> _Written instruction_
Of the lines in the data below, count the ones holding the string "door", and answer with that number only.

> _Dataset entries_
______________________________

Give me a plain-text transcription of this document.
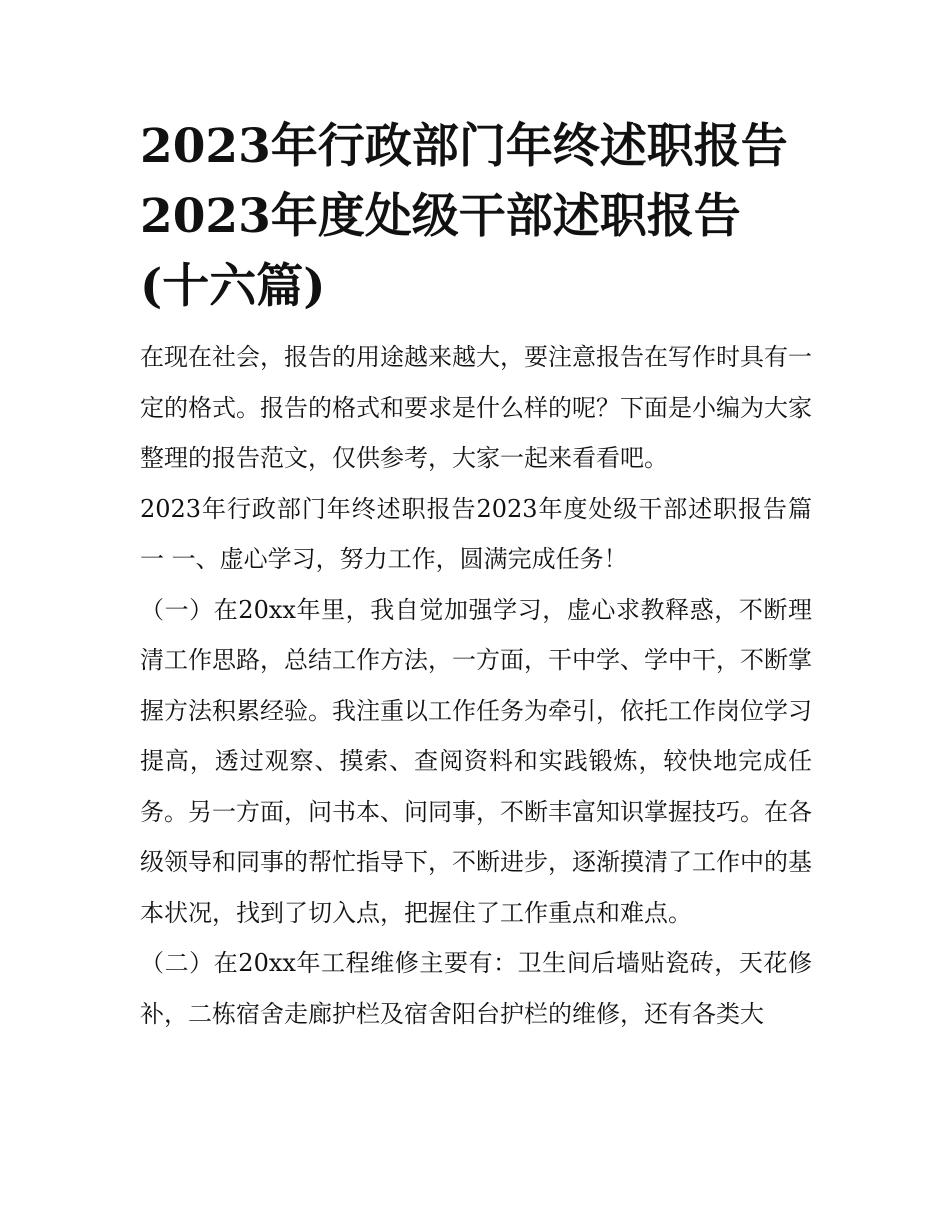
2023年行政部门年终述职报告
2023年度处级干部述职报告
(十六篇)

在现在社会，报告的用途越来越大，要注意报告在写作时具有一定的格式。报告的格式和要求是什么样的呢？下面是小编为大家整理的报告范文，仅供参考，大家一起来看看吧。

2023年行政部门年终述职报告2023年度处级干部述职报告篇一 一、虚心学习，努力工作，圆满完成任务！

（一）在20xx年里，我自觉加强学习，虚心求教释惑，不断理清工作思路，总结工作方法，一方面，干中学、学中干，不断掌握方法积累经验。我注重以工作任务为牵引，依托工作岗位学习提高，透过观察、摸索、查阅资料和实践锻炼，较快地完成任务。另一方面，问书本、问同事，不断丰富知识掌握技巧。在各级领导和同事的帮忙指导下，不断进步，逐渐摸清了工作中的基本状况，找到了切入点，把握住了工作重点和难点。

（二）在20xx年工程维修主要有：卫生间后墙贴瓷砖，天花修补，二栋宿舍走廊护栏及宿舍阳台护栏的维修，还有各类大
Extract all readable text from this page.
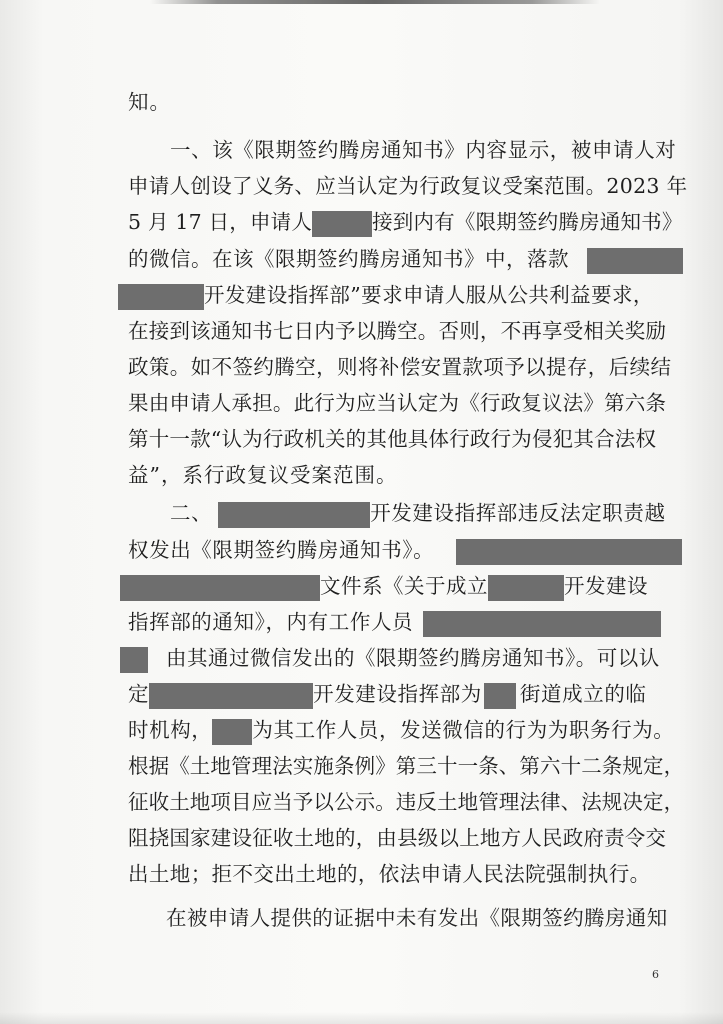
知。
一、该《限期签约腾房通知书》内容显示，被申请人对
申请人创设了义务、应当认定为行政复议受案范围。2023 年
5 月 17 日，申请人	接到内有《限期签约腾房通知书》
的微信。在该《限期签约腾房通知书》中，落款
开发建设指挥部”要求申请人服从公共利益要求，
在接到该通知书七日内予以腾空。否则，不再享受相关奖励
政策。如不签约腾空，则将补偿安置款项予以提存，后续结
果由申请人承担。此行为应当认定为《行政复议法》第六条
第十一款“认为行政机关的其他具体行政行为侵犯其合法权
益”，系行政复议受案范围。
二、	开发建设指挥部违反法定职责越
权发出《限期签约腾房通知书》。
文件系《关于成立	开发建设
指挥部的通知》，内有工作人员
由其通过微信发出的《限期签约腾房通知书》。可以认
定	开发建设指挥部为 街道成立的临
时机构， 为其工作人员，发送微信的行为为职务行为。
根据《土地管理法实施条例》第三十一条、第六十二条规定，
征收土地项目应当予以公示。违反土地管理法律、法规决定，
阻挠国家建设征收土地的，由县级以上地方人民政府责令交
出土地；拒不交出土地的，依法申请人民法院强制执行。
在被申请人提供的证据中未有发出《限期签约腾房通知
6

______________________________

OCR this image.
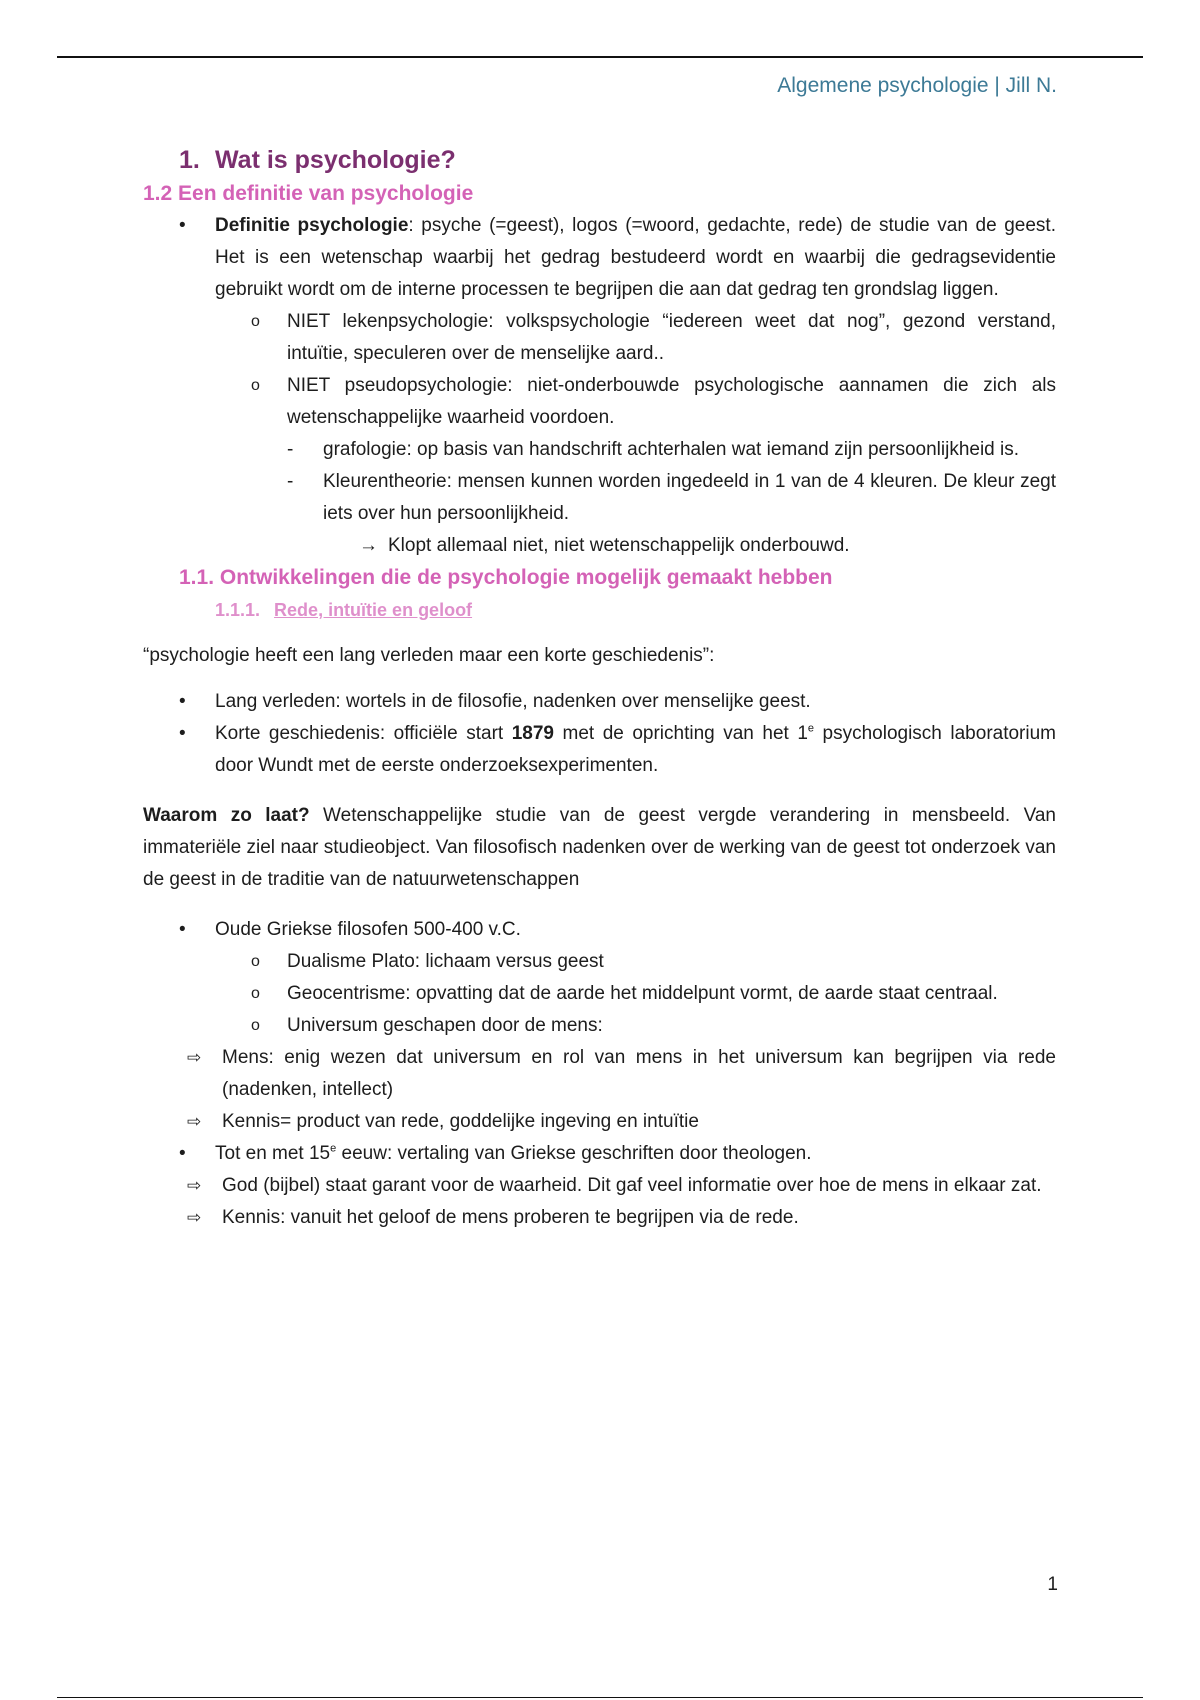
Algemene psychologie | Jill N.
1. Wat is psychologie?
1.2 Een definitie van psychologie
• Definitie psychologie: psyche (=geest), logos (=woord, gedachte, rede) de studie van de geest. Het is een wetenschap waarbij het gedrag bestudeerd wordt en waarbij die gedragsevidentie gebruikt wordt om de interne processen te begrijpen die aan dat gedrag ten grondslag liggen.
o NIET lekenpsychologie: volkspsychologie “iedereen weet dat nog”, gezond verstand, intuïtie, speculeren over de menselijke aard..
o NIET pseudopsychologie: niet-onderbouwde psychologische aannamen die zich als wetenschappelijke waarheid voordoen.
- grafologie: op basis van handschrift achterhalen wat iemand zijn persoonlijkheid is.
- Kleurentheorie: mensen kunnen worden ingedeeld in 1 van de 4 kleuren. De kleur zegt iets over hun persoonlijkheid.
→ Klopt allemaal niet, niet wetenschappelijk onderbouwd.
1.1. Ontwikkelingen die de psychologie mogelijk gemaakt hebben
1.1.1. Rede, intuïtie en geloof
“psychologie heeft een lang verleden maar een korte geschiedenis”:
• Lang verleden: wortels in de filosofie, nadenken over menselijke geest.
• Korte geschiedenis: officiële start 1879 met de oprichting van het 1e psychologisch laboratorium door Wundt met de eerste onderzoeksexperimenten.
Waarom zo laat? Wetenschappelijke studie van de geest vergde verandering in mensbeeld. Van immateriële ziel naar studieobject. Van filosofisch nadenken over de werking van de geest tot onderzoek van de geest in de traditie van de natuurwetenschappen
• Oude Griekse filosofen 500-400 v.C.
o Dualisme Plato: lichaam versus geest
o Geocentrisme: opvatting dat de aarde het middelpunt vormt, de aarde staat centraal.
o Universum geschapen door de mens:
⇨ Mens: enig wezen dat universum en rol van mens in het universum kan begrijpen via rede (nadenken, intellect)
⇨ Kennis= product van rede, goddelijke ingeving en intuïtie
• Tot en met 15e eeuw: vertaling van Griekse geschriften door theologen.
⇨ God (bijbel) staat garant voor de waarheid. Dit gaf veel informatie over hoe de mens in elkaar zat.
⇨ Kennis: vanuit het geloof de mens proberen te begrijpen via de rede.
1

______________________________

> _Written response_
3